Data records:

§ §

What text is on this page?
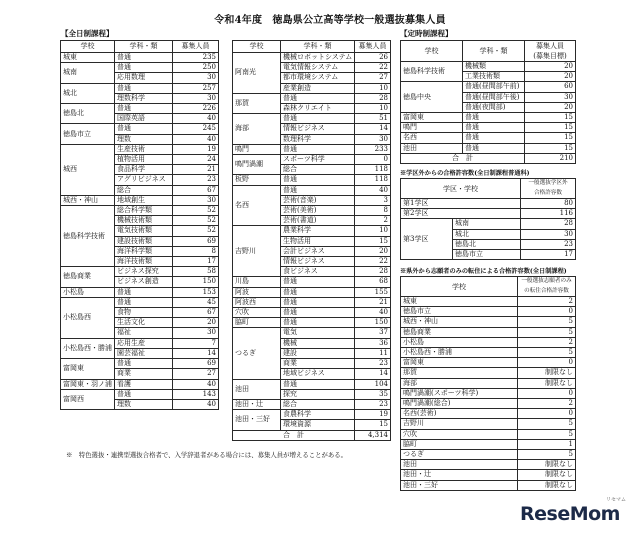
令和4年度　徳島県公立高等学校一般選抜募集人員
【全日制課程】	【定時制課程】
学校	学科・類	募集人員
城東	普通	235
城南	普通	250
	応用数理	30
城北	普通	257
	理数科学	30
徳島北	普通	226
	国際英語	40
徳島市立	普通	245
	理数	40
城西	生産技術	19
	植物活用	24
	食品科学	21
	アグリビジネス	23
	総合	67
城西・神山	地域創生	30
徳島科学技術	総合科学類	52
	機械技術類	52
	電気技術類	52
	建設技術類	69
	海洋科学類	8
	海洋技術類	17
徳島商業	ビジネス探究	58
	ビジネス創造	150
小松島	普通	153
小松島西	普通	45
	食物	67
	生活文化	20
	福祉	30
小松島西・勝浦	応用生産	7
	園芸福祉	14
富岡東	普通	69
	商業	27
富岡東・羽ノ浦	看護	40
富岡西	普通	143
	理数	40
学校	学科・類	募集人員
阿南光	機械ロボットシステム	26
	電気情報システム	22
	都市環境システム	27
	産業創造	10
那賀	普通	28
	森林クリエイト	10
海部	普通	51
	情報ビジネス	14
	数理科学	30
鳴門	普通	233
鳴門渦潮	スポーツ科学	0
	総合	118
板野	普通	118
名西	普通	40
	芸術(音楽)	3
	芸術(美術)	8
	芸術(書道)	2
吉野川	農業科学	10
	生物活用	15
	会計ビジネス	20
	情報ビジネス	22
	食ビジネス	28
川島	普通	68
阿波	普通	155
阿波西	普通	21
穴吹	普通	40
脇町	普通	150
つるぎ	電気	37
	機械	36
	建設	11
	商業	23
	地域ビジネス	14
池田	普通	104
	探究	35
池田・辻	総合	23
池田・三好	食農科学	19
	環境資源	15
合　計		4,314
学校	学科・類	募集人員
(募集目標)
徳島科学技術	機械類	20
	工業技術類	20
徳島中央	普通(昼間部午前)	60
	普通(昼間部午後)	30
	普通(夜間部)	20
富岡東	普通	15
鳴門	普通	15
名西	普通	15
池田	普通	15
合　計		210
※学区外からの合格許容数(全日制課程普通科)
学区・学校		一般選抜学区外
合格許容数
第1学区		80
第2学区		116
第3学区	城南	28
	城北	30
	徳島北	23
	徳島市立	17
※県外から志願者のみの転住による合格許容数(全日制課程)
学校	一般選抜志願者のみ
の転住合格許容数
城東	2
徳島市立	0
城西・神山	5
徳島商業	5
小松島	2
小松島西・勝浦	5
富岡東	0
那賀	制限なし
海部	制限なし
鳴門渦潮(スポーツ科学)	0
鳴門渦潮(総合)	2
名西(芸術)	0
吉野川	5
穴吹	5
脇町	1
つるぎ	5
池田	制限なし
池田・辻	制限なし
池田・三好	制限なし
※　特色選抜・連携型選抜合格者で、入学辞退者がある場合には、募集人員が増えることがある。
リセマム
ReseMom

§ §

SHORT EXERCISE :: Give only the number of lines in the material above that hold the word "制限なし".

SOLUTION FOR THIS EXERCISE :: 5